**Goal of the exercise**
Search the data for the word "лицевой". Reproduce every line where it is found.

**Material for this task**
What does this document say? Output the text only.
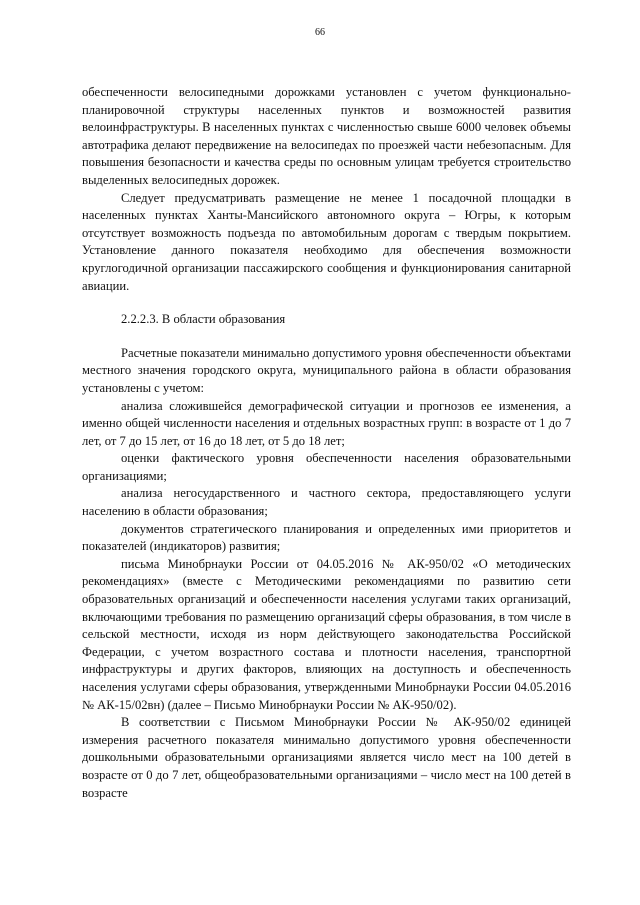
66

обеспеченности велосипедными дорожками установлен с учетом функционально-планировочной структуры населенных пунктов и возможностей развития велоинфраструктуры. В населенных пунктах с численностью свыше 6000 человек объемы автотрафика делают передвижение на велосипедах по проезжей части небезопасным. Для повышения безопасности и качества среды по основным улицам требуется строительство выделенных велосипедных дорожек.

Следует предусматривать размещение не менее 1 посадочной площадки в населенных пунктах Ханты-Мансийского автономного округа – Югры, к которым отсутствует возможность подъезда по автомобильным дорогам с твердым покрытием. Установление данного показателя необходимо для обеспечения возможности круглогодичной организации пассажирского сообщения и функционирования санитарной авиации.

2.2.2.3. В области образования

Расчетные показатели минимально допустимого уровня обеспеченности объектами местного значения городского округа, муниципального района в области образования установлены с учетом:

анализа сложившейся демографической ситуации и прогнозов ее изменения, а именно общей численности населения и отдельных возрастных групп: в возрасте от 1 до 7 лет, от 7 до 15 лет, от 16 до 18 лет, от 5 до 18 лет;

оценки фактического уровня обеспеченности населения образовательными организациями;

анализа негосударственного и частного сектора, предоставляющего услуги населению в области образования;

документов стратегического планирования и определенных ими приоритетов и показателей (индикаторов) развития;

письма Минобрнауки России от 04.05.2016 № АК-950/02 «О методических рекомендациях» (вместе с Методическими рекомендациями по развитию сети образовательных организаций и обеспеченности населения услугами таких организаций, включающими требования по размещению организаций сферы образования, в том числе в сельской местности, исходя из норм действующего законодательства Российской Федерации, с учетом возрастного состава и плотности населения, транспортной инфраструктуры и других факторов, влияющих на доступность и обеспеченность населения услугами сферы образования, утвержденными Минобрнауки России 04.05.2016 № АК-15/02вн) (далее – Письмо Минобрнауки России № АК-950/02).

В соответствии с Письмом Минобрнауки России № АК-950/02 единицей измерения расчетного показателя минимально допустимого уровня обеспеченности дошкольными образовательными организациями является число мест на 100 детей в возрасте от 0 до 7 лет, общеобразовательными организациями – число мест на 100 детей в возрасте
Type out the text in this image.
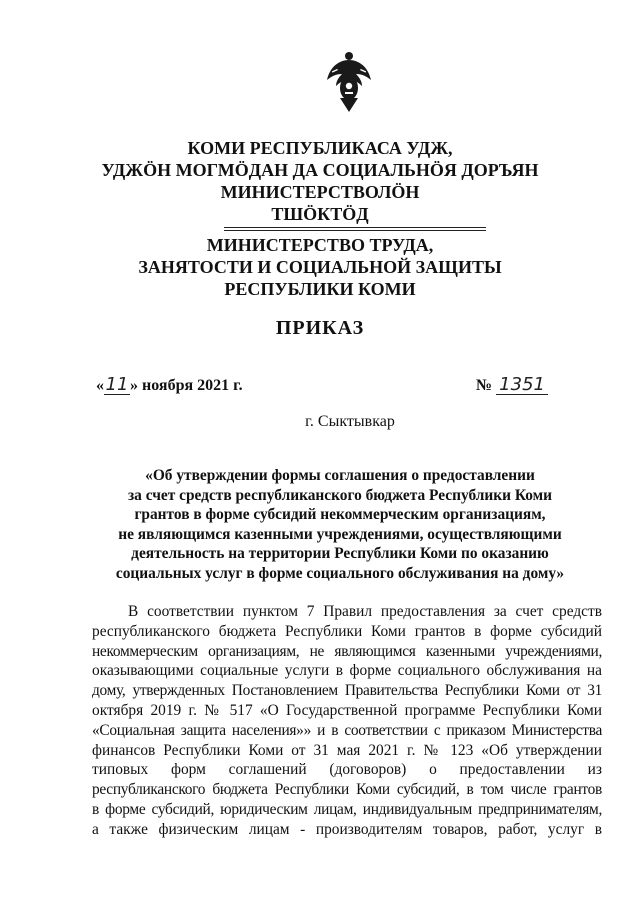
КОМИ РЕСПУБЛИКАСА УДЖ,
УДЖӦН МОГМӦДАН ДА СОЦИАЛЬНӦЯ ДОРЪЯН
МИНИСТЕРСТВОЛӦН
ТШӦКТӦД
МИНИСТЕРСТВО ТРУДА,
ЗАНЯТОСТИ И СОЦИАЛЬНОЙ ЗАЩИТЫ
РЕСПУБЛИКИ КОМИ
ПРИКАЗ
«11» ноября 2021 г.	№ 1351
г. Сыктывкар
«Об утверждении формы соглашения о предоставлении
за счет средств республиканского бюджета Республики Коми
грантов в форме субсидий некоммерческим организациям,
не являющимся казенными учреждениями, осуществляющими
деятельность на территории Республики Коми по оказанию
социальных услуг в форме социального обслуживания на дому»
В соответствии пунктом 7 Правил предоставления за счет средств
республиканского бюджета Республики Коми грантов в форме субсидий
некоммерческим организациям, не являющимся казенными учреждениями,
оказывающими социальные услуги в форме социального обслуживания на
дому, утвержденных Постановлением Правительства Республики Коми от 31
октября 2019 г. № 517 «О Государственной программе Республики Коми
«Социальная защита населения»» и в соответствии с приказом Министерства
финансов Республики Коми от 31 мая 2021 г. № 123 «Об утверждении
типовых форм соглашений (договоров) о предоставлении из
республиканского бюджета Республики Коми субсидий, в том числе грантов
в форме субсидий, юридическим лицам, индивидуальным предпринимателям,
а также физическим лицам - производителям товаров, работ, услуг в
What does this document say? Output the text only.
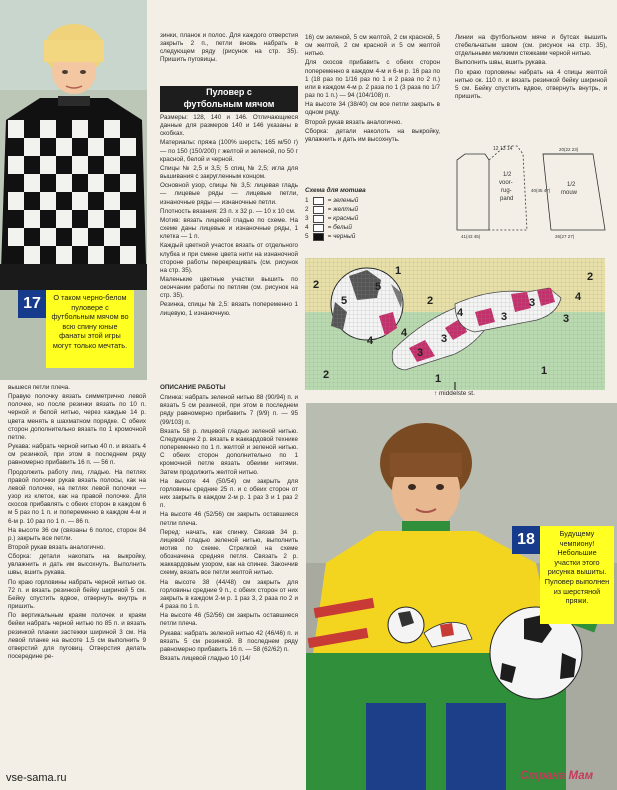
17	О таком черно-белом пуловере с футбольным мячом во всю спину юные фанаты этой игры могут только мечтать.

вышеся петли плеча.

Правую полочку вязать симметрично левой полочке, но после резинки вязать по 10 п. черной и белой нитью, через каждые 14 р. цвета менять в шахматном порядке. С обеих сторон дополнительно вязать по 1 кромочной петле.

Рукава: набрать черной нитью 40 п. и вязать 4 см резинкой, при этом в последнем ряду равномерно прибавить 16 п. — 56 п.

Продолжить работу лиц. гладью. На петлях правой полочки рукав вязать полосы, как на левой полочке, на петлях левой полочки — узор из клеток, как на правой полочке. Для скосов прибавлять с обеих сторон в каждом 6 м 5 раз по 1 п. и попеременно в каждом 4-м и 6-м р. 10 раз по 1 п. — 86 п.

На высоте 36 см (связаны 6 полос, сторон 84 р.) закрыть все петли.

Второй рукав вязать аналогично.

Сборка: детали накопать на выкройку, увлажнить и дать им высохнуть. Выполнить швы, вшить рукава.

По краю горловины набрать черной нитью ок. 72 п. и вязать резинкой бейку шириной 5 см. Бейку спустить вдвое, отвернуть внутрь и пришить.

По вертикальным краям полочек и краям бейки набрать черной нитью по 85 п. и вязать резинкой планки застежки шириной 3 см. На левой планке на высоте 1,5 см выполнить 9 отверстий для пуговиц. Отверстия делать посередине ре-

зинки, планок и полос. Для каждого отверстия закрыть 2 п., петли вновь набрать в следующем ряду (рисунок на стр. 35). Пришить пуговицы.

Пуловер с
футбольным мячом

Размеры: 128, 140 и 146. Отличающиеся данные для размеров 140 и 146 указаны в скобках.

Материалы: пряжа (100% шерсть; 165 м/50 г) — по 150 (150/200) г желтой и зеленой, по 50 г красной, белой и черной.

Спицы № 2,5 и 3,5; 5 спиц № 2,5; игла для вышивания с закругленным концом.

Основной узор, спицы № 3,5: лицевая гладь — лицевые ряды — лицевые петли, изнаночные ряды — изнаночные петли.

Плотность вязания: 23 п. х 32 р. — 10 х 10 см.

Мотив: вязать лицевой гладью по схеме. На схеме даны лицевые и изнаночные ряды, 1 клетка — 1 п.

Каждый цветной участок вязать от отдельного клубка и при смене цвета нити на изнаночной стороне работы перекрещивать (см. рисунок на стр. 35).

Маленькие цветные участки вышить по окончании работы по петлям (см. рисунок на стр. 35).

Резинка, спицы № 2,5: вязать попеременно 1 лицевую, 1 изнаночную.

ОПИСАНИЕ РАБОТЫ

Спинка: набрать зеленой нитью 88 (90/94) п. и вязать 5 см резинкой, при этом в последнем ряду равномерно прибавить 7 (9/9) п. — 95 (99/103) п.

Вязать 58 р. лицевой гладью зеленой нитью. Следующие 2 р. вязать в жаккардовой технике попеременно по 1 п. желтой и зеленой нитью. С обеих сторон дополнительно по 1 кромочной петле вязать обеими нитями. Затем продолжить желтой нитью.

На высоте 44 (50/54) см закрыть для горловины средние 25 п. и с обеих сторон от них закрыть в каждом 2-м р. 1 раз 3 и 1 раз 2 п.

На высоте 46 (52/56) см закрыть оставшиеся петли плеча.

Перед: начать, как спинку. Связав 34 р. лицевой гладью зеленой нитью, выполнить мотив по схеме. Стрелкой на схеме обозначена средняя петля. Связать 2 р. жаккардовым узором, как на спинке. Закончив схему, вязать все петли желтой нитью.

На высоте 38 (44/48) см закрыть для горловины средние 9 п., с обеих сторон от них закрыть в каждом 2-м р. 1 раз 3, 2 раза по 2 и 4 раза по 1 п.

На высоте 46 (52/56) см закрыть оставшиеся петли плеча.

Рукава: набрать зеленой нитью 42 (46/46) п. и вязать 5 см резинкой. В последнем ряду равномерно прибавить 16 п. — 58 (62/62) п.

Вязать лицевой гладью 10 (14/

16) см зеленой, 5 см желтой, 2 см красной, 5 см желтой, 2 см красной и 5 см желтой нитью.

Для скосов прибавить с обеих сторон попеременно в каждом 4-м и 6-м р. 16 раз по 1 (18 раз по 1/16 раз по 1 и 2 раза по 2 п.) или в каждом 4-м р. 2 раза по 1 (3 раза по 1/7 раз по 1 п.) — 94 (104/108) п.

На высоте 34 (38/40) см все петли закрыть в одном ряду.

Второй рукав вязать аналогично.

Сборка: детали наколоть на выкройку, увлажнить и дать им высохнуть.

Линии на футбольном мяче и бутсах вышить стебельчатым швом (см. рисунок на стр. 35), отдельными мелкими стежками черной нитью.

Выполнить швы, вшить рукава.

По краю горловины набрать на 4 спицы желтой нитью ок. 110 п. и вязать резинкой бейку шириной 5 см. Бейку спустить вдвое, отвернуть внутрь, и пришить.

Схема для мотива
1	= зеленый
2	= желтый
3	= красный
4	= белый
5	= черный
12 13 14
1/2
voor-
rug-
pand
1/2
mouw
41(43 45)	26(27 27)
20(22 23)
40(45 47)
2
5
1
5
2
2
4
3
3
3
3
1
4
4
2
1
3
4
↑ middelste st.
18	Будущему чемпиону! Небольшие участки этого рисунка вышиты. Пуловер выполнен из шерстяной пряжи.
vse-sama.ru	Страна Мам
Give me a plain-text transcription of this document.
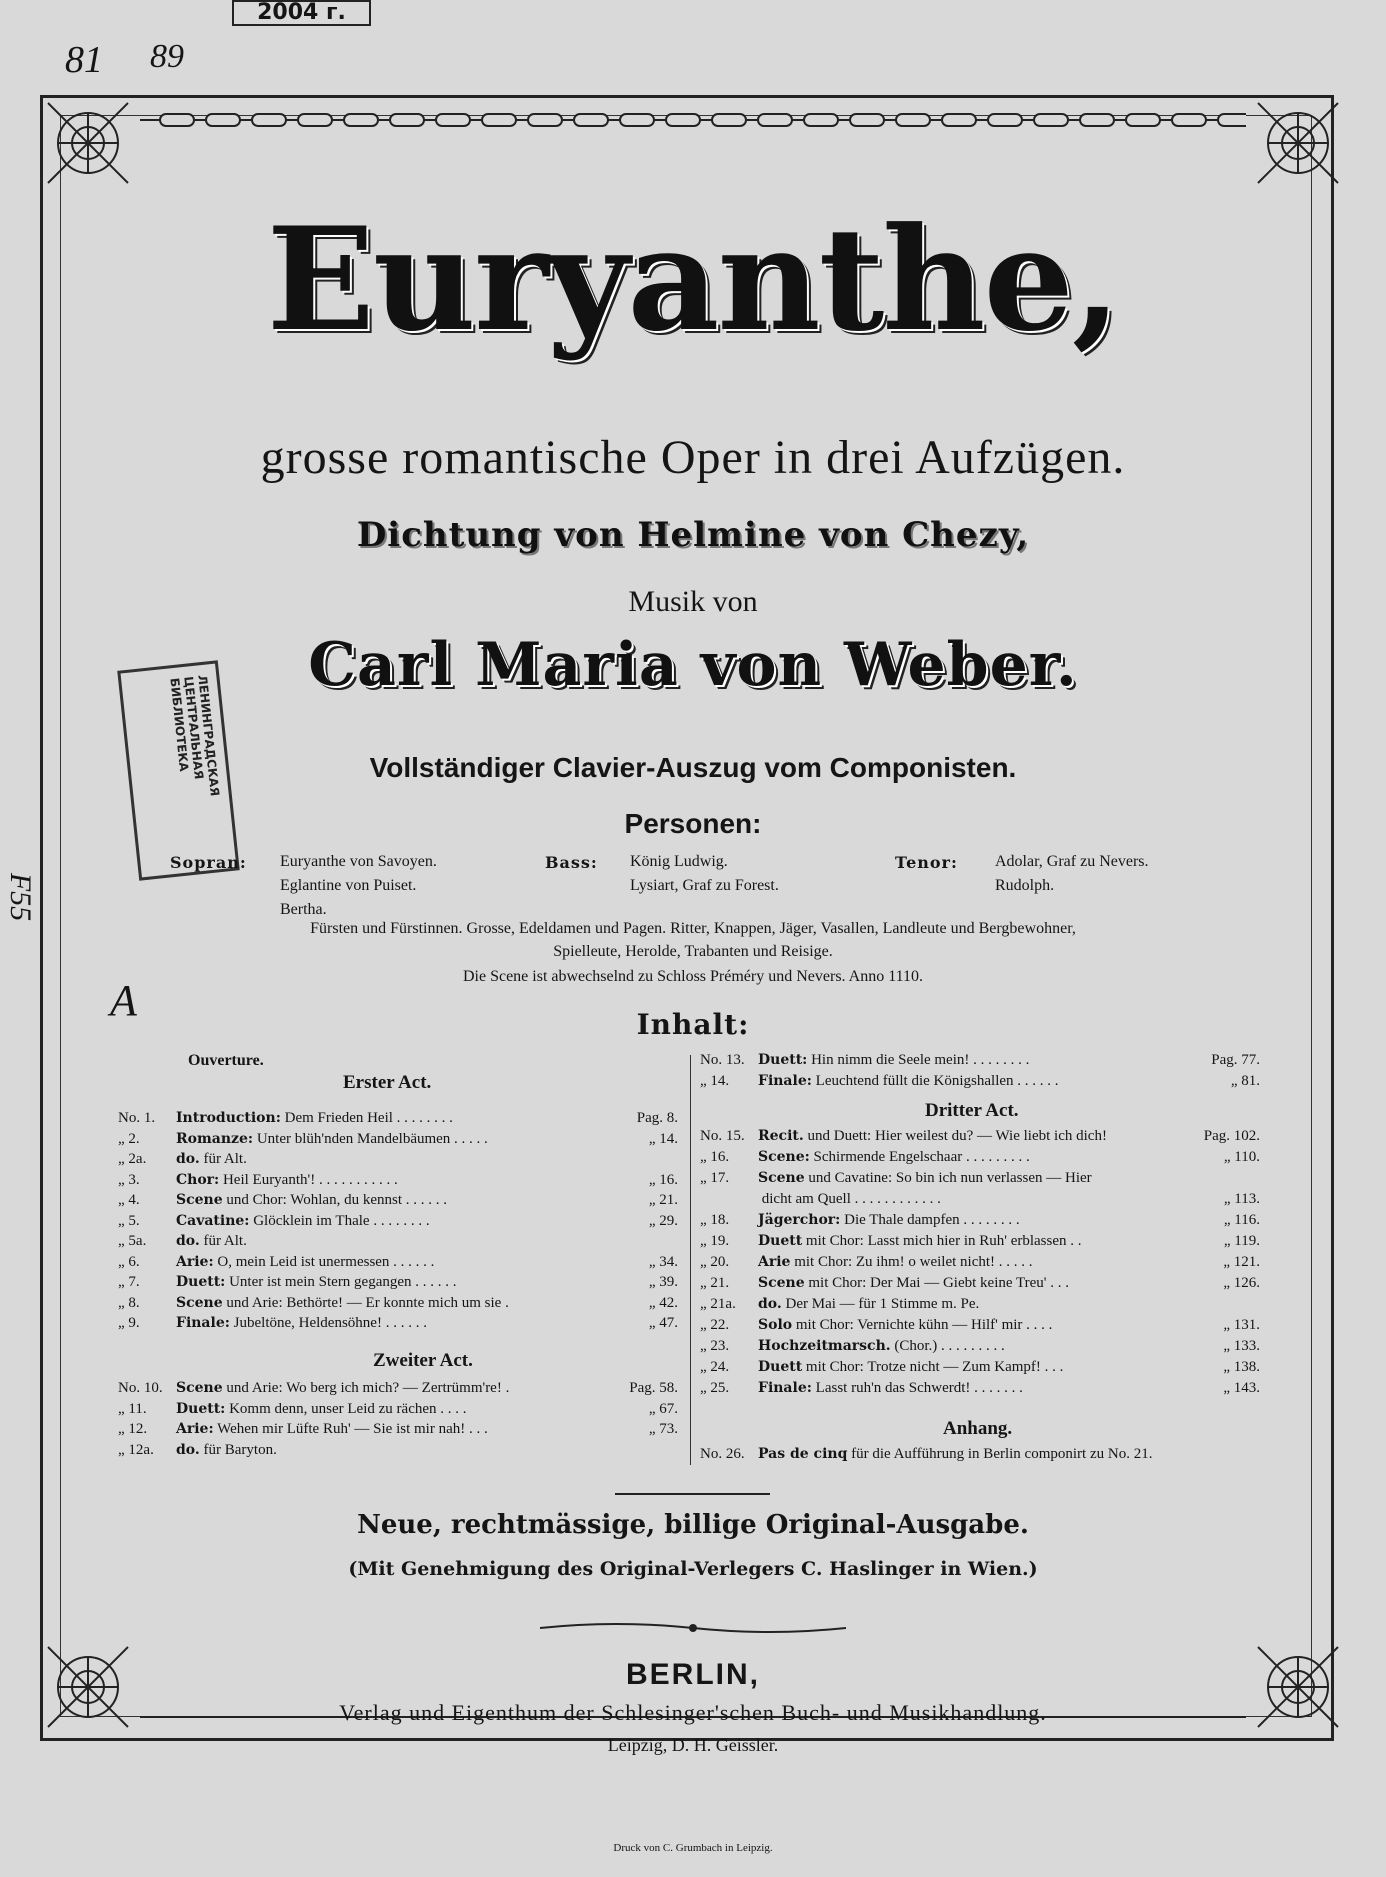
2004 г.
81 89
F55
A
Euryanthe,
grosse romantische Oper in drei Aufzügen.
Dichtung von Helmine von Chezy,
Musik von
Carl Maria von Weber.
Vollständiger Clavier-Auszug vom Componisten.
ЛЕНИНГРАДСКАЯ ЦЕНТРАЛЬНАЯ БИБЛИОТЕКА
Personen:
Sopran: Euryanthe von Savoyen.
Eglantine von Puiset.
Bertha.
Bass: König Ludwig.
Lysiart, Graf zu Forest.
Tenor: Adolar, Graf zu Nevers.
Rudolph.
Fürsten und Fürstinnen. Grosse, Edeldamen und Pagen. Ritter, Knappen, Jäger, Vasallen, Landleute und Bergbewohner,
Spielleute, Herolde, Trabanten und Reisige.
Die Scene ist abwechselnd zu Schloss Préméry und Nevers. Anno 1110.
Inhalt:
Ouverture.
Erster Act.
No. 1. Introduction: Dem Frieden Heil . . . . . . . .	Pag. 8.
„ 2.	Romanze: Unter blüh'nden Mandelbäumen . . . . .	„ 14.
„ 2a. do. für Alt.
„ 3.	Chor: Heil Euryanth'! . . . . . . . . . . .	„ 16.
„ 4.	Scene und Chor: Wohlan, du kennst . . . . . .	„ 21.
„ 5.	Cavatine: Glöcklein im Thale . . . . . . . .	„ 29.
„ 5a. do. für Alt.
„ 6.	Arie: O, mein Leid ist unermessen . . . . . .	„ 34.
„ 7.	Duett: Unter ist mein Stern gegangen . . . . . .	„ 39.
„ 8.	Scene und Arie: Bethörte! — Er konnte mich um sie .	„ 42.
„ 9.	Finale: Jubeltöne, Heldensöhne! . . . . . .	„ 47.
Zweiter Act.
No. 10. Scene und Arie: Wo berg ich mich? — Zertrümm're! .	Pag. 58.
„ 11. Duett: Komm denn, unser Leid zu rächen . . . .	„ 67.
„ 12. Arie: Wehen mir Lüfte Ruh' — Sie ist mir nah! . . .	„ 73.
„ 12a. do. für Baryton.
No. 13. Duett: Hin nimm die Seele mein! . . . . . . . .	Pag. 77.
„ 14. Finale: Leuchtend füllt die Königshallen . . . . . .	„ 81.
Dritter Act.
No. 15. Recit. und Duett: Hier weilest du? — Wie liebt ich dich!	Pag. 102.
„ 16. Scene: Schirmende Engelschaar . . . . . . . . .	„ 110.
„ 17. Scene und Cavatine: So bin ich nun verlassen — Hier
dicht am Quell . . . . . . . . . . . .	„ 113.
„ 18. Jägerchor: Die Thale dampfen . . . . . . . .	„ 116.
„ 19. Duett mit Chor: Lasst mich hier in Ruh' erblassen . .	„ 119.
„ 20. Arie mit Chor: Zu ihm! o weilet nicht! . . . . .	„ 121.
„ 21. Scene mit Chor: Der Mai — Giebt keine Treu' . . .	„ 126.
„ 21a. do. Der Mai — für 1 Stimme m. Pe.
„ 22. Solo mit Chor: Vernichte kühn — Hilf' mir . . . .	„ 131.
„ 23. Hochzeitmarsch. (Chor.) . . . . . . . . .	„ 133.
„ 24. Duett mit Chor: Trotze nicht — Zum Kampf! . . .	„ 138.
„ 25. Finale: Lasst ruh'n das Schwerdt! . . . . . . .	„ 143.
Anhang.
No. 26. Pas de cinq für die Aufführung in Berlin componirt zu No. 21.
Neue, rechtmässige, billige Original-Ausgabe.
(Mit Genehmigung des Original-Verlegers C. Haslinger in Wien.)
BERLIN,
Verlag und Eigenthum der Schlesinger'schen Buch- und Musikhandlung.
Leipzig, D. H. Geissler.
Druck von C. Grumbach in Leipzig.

**Exercise response**
Мотив: вязать лицевой гладью по схеме. На схеме даны лицевые и изнаночные ряды, 1 клетка — 1 п.
Вязать 58 р. лицевой гладью зеленой нитью. Следующие 2 р. вязать в жаккардовой технике попеременно по 1 п. желтой и зеленой нитью. С обеих сторон дополнительно по 1 кромочной петле вязать обеими нитями. Затем продолжить желтой нитью.
Перед: начать, как спинку. Связав 34 р. лицевой гладью зеленой нитью, выполнить мотив по схеме. Стрелкой на схеме обозначена средняя петля. Связать 2 р. жаккардовым узором, как на спинке. Закончив схему, вязать все петли желтой нитью.
Вязать лицевой гладью 10 (14/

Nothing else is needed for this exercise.